Exercise brief: Present every one of the lines below as a Markdown table with the columns Row and Line, numbering each row and skipping any blank lines.

Element box annotations:
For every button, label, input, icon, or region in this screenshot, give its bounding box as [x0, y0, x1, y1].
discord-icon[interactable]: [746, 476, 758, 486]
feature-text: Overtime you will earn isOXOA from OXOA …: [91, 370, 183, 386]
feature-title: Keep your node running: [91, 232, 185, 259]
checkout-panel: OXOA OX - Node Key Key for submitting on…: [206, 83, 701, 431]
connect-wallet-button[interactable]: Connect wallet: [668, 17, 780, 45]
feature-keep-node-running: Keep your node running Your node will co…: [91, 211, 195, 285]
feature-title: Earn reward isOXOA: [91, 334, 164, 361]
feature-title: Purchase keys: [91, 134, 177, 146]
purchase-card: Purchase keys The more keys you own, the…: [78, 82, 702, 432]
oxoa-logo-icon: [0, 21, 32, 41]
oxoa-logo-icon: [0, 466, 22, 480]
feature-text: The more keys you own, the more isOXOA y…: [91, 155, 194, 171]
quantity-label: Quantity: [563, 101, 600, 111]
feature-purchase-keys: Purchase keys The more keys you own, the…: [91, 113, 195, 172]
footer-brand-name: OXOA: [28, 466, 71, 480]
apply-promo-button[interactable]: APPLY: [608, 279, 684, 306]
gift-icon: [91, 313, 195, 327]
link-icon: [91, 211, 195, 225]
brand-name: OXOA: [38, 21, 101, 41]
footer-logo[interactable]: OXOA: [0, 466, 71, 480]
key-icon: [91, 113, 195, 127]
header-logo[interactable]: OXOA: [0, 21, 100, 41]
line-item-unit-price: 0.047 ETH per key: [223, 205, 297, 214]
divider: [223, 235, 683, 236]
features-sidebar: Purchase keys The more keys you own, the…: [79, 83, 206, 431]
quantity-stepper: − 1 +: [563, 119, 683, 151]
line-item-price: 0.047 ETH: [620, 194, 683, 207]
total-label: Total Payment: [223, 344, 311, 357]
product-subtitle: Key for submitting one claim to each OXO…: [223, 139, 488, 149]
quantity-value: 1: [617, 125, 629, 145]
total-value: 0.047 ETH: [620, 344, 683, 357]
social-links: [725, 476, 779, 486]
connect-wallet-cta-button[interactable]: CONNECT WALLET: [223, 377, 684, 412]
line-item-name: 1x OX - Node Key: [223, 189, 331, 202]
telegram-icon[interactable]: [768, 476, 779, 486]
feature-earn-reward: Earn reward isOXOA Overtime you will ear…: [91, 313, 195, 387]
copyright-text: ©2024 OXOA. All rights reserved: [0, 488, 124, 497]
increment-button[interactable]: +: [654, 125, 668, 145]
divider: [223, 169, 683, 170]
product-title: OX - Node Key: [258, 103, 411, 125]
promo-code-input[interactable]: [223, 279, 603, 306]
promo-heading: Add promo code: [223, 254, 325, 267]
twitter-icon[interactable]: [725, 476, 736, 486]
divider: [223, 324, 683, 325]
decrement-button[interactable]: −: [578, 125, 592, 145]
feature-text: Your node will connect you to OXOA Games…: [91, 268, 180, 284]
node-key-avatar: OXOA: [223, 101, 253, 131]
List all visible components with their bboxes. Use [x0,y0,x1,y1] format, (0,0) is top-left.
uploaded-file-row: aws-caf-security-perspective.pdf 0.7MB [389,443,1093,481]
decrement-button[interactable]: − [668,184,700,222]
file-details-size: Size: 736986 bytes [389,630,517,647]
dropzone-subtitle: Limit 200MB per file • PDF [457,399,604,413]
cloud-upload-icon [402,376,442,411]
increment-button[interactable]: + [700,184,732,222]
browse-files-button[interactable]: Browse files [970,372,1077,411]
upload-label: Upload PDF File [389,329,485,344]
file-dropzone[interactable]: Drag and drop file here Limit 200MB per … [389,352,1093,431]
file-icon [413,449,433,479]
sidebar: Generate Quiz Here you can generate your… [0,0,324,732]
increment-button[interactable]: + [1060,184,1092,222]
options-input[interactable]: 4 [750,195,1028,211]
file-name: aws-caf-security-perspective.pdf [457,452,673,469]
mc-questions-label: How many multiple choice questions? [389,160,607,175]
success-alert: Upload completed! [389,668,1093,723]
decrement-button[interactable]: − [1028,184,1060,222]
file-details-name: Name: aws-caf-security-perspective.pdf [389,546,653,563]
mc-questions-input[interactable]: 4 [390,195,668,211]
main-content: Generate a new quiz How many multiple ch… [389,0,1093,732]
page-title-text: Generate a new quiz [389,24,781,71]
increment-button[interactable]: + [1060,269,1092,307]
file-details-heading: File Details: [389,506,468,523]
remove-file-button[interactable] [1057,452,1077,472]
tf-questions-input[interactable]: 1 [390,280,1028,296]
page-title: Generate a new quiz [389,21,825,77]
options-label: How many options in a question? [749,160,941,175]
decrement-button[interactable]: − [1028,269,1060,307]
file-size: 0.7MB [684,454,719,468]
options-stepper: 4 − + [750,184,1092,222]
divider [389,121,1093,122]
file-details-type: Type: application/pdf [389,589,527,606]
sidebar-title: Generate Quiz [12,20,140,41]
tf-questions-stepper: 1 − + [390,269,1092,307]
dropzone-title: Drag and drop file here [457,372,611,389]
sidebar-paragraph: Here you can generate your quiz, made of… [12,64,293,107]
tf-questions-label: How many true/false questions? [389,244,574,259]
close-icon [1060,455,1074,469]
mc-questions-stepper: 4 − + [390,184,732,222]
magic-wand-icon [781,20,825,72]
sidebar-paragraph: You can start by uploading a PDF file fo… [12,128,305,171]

Answer to the problem:
| Row | Line |
|---|---|
| 1 | For every button, label, input, icon, or region in this screenshot, give its bounding box as [x0, y0, x1, y1]. |
| 2 | discord-icon[interactable]: [746, 476, 758, 486] |
| 3 | feature-text: Overtime you will earn isOXOA from OXOA …: [91, 370, 183, 386] |
| 4 | feature-title: Keep your node running: [91, 232, 185, 259] |
| 5 | checkout-panel: OXOA OX - Node Key Key for submitting on…: [206, 83, 701, 431] |
| 6 | connect-wallet-button[interactable]: Connect wallet: [668, 17, 780, 45] |
| 7 | feature-keep-node-running: Keep your node running Your node will co…: [91, 211, 195, 285] |
| 8 | feature-title: Earn reward isOXOA: [91, 334, 164, 361] |
| 9 | feature-title: Purchase keys: [91, 134, 177, 146] |
| 10 | purchase-card: Purchase keys The more keys you own, the…: [78, 82, 702, 432] |
| 11 | oxoa-logo-icon: [0, 21, 32, 41] |
| 12 | oxoa-logo-icon: [0, 466, 22, 480] |
| 13 | feature-text: The more keys you own, the more isOXOA y…: [91, 155, 194, 171] |
| 14 | quantity-label: Quantity: [563, 101, 600, 111] |
| 15 | feature-purchase-keys: Purchase keys The more keys you own, the…: [91, 113, 195, 172] |
| 16 | footer-brand-name: OXOA: [28, 466, 71, 480] |
| 17 | apply-promo-button[interactable]: APPLY: [608, 279, 684, 306] |
| 18 | gift-icon: [91, 313, 195, 327] |
| 19 | link-icon: [91, 211, 195, 225] |
| 20 | brand-name: OXOA: [38, 21, 101, 41] |
| 21 | footer-logo[interactable]: OXOA: [0, 466, 71, 480] |
| 22 | key-icon: [91, 113, 195, 127] |
| 23 | header-logo[interactable]: OXOA: [0, 21, 100, 41] |
| 24 | line-item-unit-price: 0.047 ETH per key: [223, 205, 297, 214] |
| 25 | divider: [223, 235, 683, 236] |
| 26 | features-sidebar: Purchase keys The more keys you own, the…: [79, 83, 206, 431] |
| 27 | quantity-stepper: − 1 +: [563, 119, 683, 151] |
| 28 | line-item-price: 0.047 ETH: [620, 194, 683, 207] |
| 29 | total-label: Total Payment: [223, 344, 311, 357] |
| 30 | product-subtitle: Key for submitting one claim to each OXO…: [223, 139, 488, 149] |
| 31 | quantity-value: 1: [617, 125, 629, 145] |
| 32 | total-value: 0.047 ETH: [620, 344, 683, 357] |
| 33 | social-links: [725, 476, 779, 486] |
| 34 | connect-wallet-cta-button[interactable]: CONNECT WALLET: [223, 377, 684, 412] |
| 35 | line-item-name: 1x OX - Node Key: [223, 189, 331, 202] |
| 36 | telegram-icon[interactable]: [768, 476, 779, 486] |
| 37 | feature-earn-reward: Earn reward isOXOA Overtime you will ear…: [91, 313, 195, 387] |
| 38 | copyright-text: ©2024 OXOA. All rights reserved: [0, 488, 124, 497] |
| 39 | increment-button[interactable]: +: [654, 125, 668, 145] |
| 40 | divider: [223, 169, 683, 170] |
| 41 | product-title: OX - Node Key: [258, 103, 411, 125] |
| 42 | promo-code-input[interactable]: [223, 279, 603, 306] |
| 43 | promo-heading: Add promo code: [223, 254, 325, 267] |
| 44 | twitter-icon[interactable]: [725, 476, 736, 486] |
| 45 | divider: [223, 324, 683, 325] |
| 46 | decrement-button[interactable]: −: [578, 125, 592, 145] |
| 47 | feature-text: Your node will connect you to OXOA Games…: [91, 268, 180, 284] |
| 48 | node-key-avatar: OXOA: [223, 101, 253, 131] |
| 49 | List all visible components with their bboxes. Use [x0,y0,x1,y1] format, (0,0) is top-left. |
| 50 | uploaded-file-row: aws-caf-security-perspective.pdf 0.7MB [389,443,1093,481] |
| 51 | decrement-button[interactable]: − [668,184,700,222] |
| 52 | file-details-size: Size: 736986 bytes [389,630,517,647] |
| 53 | dropzone-subtitle: Limit 200MB per file • PDF [457,399,604,413] |
| 54 | cloud-upload-icon [402,376,442,411] |
| 55 | increment-button[interactable]: + [700,184,732,222] |
| 56 | browse-files-button[interactable]: Browse files [970,372,1077,411] |
| 57 | upload-label: Upload PDF File [389,329,485,344] |
| 58 | file-dropzone[interactable]: Drag and drop file here Limit 200MB per … [389,352,1093,431] |
| 59 | file-icon [413,449,433,479] |
| 60 | sidebar: Generate Quiz Here you can generate your… [0,0,324,732] |
| 61 | increment-button[interactable]: + [1060,184,1092,222] |
| 62 | options-input[interactable]: 4 [750,195,1028,211] |
| 63 | file-name: aws-caf-security-perspective.pdf [457,452,673,469] |
| 64 | mc-questions-label: How many multiple choice questions? [389,160,607,175] |
| 65 | success-alert: Upload completed! [389,668,1093,723] |
| 66 | decrement-button[interactable]: − [1028,184,1060,222] |
| 67 | file-details-name: Name: aws-caf-security-perspective.pdf [389,546,653,563] |
| 68 | mc-questions-input[interactable]: 4 [390,195,668,211] |
| 69 | main-content: Generate a new quiz How many multiple ch… [389,0,1093,732] |
| 70 | page-title-text: Generate a new quiz [389,24,781,71] |
| 71 | increment-button[interactable]: + [1060,269,1092,307] |
| 72 | file-details-heading: File Details: [389,506,468,523] |
| 73 | remove-file-button[interactable] [1057,452,1077,472] |
| 74 | tf-questions-input[interactable]: 1 [390,280,1028,296] |
| 75 | page-title: Generate a new quiz [389,21,825,77] |
| 76 | options-label: How many options in a question? [749,160,941,175] |
| 77 | decrement-button[interactable]: − [1028,269,1060,307] |
| 78 | file-size: 0.7MB [684,454,719,468] |
| 79 | options-stepper: 4 − + [750,184,1092,222] |
| 80 | divider [389,121,1093,122] |
| 81 | file-details-type: Type: application/pdf [389,589,527,606] |
| 82 | sidebar-title: Generate Quiz [12,20,140,41] |
| 83 | tf-questions-stepper: 1 − + [390,269,1092,307] |
| 84 | dropzone-title: Drag and drop file here [457,372,611,389] |
| 85 | sidebar-paragraph: Here you can generate your quiz, made of… [12,64,293,107] |
| 86 | tf-questions-label: How many true/false questions? [389,244,574,259] |
| 87 | close-icon [1060,455,1074,469] |
| 88 | mc-questions-stepper: 4 − + [390,184,732,222] |
| 89 | magic-wand-icon [781,20,825,72] |
| 90 | sidebar-paragraph: You can start by uploading a PDF file fo… [12,128,305,171] |